▶ [Goal]:
From the entries below, copy every line holding the word "kontaktowy".
-----
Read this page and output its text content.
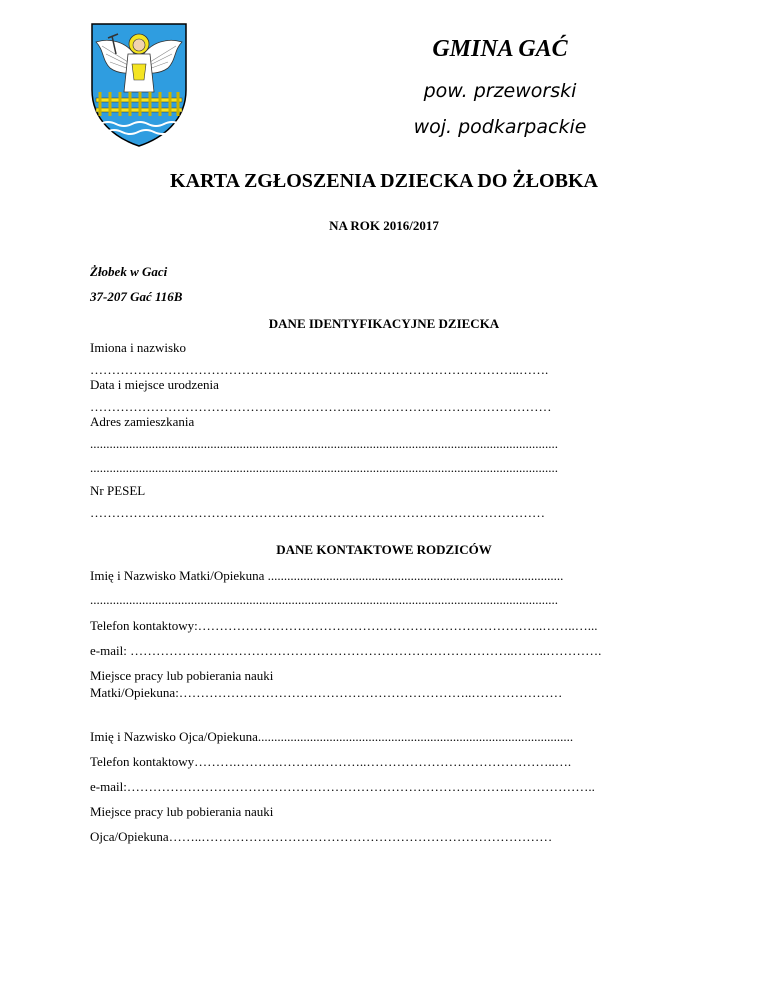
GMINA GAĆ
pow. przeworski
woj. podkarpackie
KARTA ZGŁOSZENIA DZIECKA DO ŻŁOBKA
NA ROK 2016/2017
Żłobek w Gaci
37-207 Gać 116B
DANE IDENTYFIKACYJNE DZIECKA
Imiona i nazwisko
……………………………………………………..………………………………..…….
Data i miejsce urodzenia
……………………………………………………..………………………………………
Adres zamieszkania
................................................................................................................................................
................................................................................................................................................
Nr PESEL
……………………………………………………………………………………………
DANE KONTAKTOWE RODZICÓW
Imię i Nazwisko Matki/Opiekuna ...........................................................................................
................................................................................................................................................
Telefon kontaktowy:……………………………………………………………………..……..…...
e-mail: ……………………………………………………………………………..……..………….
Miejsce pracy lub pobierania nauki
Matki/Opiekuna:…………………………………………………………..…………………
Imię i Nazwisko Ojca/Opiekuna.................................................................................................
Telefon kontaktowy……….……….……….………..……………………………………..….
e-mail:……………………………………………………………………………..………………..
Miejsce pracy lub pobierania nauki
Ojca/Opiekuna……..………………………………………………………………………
-----
▶ [The solution]:
Telefon kontaktowy:……………………………………………………………………..……..…...
Telefon kontaktowy……….……….……….………..……………………………………..….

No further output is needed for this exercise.